(Stored items from a collection)
■ ■ ■
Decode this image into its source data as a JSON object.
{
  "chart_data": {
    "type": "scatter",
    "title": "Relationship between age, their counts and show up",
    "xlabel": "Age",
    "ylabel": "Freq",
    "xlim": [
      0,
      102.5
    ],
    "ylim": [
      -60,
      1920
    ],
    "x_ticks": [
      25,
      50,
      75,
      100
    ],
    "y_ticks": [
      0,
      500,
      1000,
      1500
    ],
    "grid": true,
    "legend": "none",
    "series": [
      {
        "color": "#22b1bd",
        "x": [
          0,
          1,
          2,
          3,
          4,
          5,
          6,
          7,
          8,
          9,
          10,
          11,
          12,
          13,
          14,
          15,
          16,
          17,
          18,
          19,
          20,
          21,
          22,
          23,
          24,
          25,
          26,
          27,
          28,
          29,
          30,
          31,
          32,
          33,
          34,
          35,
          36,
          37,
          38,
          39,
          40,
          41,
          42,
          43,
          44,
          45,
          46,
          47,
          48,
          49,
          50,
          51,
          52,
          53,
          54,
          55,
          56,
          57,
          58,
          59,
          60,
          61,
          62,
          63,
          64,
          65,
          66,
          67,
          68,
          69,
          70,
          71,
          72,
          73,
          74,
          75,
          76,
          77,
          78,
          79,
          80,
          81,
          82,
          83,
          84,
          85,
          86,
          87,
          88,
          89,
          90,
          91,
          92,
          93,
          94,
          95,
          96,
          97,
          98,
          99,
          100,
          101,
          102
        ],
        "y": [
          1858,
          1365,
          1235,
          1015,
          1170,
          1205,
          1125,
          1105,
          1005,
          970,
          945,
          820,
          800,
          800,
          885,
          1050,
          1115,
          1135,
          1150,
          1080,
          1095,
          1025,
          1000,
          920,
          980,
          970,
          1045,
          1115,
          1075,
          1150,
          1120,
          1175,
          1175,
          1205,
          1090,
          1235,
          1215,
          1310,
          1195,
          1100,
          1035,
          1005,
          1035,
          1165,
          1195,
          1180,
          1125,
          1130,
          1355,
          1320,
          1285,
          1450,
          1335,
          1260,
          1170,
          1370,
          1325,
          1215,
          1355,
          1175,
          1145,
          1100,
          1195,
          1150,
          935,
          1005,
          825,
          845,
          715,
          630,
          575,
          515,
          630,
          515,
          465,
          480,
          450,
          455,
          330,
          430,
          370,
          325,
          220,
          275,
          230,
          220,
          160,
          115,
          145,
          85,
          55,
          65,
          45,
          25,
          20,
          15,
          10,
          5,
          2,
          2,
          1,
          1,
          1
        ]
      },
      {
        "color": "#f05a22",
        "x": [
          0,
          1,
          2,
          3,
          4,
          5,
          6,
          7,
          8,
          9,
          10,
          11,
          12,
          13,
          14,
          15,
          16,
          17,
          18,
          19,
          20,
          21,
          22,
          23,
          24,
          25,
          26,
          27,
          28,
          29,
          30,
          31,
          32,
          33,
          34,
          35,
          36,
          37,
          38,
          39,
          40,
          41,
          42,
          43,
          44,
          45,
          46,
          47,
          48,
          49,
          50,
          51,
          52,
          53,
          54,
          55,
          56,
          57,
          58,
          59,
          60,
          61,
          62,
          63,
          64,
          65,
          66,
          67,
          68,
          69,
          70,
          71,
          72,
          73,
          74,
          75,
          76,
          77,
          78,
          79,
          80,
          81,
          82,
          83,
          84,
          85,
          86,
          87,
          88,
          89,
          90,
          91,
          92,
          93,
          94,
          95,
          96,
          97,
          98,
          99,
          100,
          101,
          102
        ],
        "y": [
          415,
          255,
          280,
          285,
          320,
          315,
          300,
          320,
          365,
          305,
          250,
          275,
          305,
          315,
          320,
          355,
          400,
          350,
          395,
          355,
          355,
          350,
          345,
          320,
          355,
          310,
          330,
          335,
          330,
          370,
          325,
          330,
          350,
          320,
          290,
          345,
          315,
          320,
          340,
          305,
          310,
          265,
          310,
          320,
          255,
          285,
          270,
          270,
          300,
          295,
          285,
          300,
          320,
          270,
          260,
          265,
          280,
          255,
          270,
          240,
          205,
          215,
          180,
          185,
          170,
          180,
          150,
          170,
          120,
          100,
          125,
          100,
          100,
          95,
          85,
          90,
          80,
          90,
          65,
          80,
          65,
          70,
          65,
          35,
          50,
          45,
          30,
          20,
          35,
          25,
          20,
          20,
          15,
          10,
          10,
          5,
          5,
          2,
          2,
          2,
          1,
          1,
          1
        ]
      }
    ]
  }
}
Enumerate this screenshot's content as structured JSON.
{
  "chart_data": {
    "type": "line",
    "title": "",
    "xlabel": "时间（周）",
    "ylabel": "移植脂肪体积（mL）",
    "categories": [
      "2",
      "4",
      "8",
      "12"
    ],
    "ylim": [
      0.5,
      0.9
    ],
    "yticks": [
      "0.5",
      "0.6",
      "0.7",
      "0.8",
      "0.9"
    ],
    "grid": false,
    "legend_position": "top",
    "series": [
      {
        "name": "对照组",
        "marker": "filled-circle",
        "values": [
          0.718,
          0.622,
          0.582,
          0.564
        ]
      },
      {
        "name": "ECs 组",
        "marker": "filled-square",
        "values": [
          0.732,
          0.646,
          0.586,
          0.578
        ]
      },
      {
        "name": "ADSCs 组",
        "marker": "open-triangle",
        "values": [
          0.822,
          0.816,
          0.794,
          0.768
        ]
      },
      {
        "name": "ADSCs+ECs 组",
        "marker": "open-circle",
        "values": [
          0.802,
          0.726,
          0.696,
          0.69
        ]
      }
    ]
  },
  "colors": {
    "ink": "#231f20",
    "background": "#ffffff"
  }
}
■ ■ ■
In the records above, how many lines contain the word "marker"? Give the number alone.

--- TASK SOLUTION ---
4